+++ Working data +++

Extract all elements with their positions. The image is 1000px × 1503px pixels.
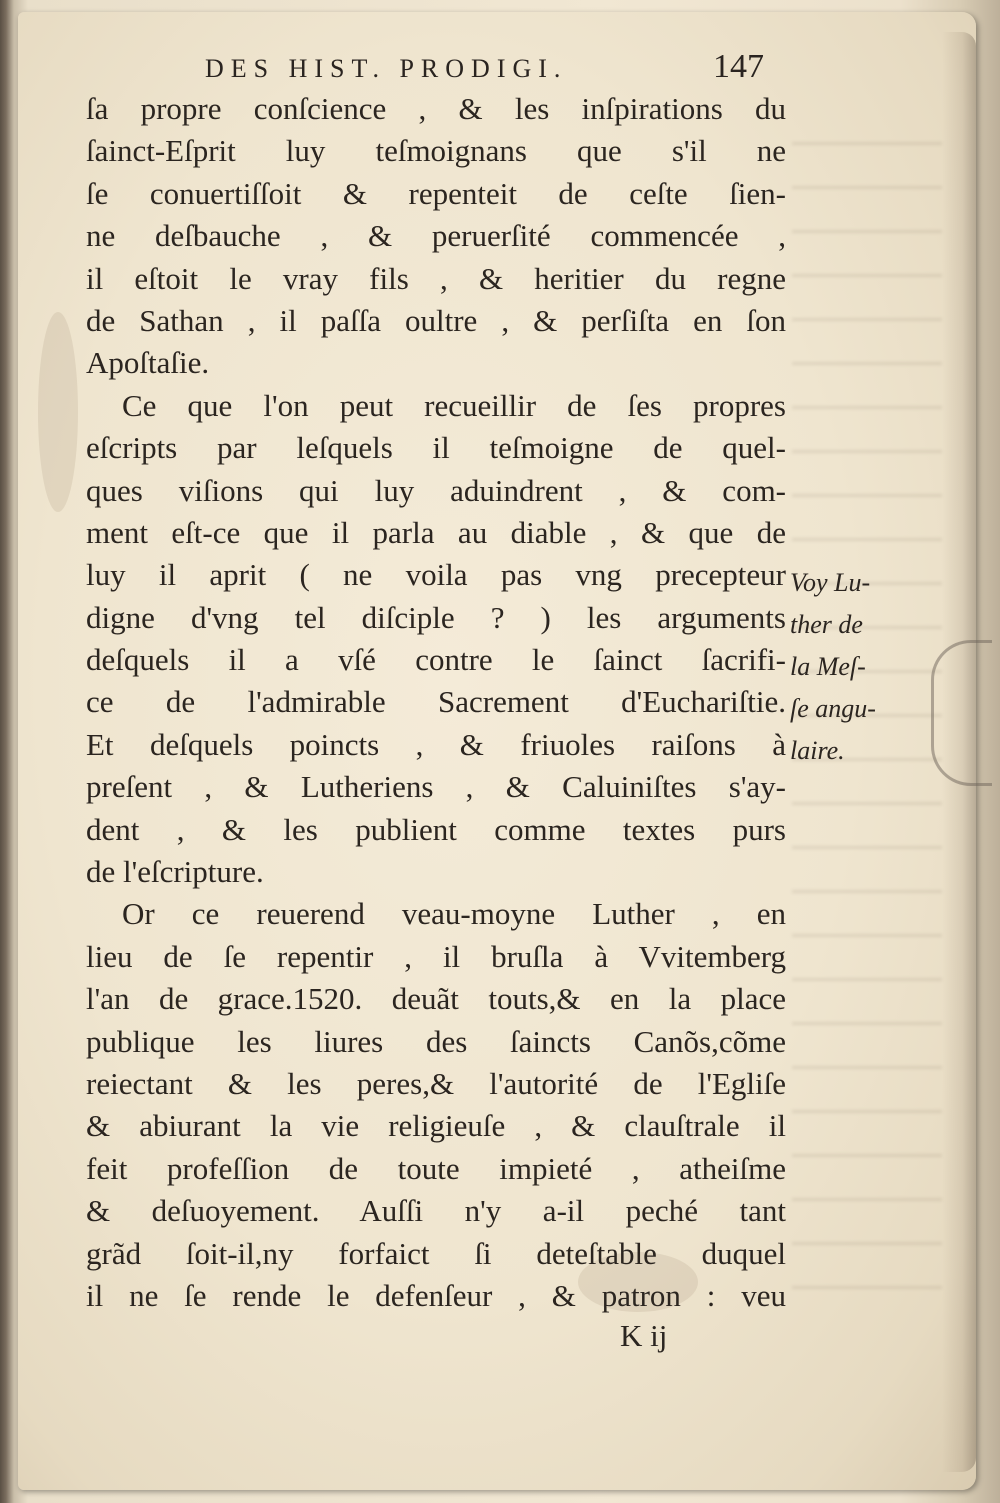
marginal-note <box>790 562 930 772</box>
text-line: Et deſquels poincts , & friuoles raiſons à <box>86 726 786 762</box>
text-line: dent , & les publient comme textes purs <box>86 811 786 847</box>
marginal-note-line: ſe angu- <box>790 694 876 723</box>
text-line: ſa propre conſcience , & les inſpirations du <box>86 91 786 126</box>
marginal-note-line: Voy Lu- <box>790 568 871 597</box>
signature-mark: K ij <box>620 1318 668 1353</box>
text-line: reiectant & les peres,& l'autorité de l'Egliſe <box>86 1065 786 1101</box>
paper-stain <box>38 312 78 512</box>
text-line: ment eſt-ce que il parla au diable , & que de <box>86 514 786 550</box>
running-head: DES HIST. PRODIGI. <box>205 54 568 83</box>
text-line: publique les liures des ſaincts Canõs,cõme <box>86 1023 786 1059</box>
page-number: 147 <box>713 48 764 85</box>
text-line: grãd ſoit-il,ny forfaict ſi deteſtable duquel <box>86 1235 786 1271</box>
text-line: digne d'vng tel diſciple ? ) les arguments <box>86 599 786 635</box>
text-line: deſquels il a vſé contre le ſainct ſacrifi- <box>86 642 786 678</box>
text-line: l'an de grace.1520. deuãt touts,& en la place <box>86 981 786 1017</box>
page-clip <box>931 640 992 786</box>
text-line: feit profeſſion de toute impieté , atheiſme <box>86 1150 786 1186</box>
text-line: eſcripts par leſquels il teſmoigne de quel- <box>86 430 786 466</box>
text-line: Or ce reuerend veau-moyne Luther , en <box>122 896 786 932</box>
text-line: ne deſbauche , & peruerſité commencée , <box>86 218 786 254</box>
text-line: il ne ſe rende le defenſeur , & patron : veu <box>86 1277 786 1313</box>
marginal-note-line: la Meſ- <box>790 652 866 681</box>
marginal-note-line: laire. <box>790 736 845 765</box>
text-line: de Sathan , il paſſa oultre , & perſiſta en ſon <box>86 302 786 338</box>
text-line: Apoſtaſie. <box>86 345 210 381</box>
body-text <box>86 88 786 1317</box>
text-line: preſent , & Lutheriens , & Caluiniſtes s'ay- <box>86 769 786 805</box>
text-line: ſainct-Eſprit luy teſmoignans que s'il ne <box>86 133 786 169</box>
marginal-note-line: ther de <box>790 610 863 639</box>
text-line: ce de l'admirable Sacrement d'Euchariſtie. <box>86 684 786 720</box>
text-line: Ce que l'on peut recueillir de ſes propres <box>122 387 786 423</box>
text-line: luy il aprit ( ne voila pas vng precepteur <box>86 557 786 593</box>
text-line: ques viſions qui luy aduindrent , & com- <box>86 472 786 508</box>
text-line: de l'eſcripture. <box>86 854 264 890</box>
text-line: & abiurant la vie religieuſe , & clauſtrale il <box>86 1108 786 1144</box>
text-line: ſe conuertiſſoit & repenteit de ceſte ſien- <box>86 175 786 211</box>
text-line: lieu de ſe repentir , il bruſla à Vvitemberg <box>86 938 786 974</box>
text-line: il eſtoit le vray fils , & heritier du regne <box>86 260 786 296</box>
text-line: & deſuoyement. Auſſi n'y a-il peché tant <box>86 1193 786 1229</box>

+++

__Exercise requirements__
Please copy every line of the records above character for character, leaving out the pictures.

__Result for this task__
Extract all elements with their positions. The image is 1000px × 1503px pixels.
marginal-note <box>790 562 930 772</box>
text-line: Et deſquels poincts , & friuoles raiſons à <box>86 726 786 762</box>
text-line: dent , & les publient comme textes purs <box>86 811 786 847</box>
marginal-note-line: ſe angu- <box>790 694 876 723</box>
text-line: ſa propre conſcience , & les inſpirations du <box>86 91 786 126</box>
marginal-note-line: Voy Lu- <box>790 568 871 597</box>
signature-mark: K ij <box>620 1318 668 1353</box>
text-line: reiectant & les peres,& l'autorité de l'Egliſe <box>86 1065 786 1101</box>
paper-stain <box>38 312 78 512</box>
text-line: ment eſt-ce que il parla au diable , & que de <box>86 514 786 550</box>
running-head: DES HIST. PRODIGI. <box>205 54 568 83</box>
text-line: publique les liures des ſaincts Canõs,cõme <box>86 1023 786 1059</box>
page-number: 147 <box>713 48 764 85</box>
text-line: grãd ſoit-il,ny forfaict ſi deteſtable duquel <box>86 1235 786 1271</box>
text-line: digne d'vng tel diſciple ? ) les arguments <box>86 599 786 635</box>
text-line: deſquels il a vſé contre le ſainct ſacrifi- <box>86 642 786 678</box>
text-line: l'an de grace.1520. deuãt touts,& en la place <box>86 981 786 1017</box>
page-clip <box>931 640 992 786</box>
text-line: feit profeſſion de toute impieté , atheiſme <box>86 1150 786 1186</box>
text-line: eſcripts par leſquels il teſmoigne de quel- <box>86 430 786 466</box>
text-line: Or ce reuerend veau-moyne Luther , en <box>122 896 786 932</box>
text-line: ne deſbauche , & peruerſité commencée , <box>86 218 786 254</box>
text-line: il ne ſe rende le defenſeur , & patron : veu <box>86 1277 786 1313</box>
marginal-note-line: la Meſ- <box>790 652 866 681</box>
marginal-note-line: laire. <box>790 736 845 765</box>
text-line: de Sathan , il paſſa oultre , & perſiſta en ſon <box>86 302 786 338</box>
text-line: Apoſtaſie. <box>86 345 210 381</box>
body-text <box>86 88 786 1317</box>
text-line: preſent , & Lutheriens , & Caluiniſtes s'ay- <box>86 769 786 805</box>
text-line: ſainct-Eſprit luy teſmoignans que s'il ne <box>86 133 786 169</box>
marginal-note-line: ther de <box>790 610 863 639</box>
text-line: ce de l'admirable Sacrement d'Euchariſtie. <box>86 684 786 720</box>
text-line: Ce que l'on peut recueillir de ſes propres <box>122 387 786 423</box>
text-line: luy il aprit ( ne voila pas vng precepteur <box>86 557 786 593</box>
text-line: ques viſions qui luy aduindrent , & com- <box>86 472 786 508</box>
text-line: de l'eſcripture. <box>86 854 264 890</box>
text-line: & abiurant la vie religieuſe , & clauſtrale il <box>86 1108 786 1144</box>
text-line: ſe conuertiſſoit & repenteit de ceſte ſien- <box>86 175 786 211</box>
text-line: lieu de ſe repentir , il bruſla à Vvitemberg <box>86 938 786 974</box>
text-line: il eſtoit le vray fils , & heritier du regne <box>86 260 786 296</box>
text-line: & deſuoyement. Auſſi n'y a-il peché tant <box>86 1193 786 1229</box>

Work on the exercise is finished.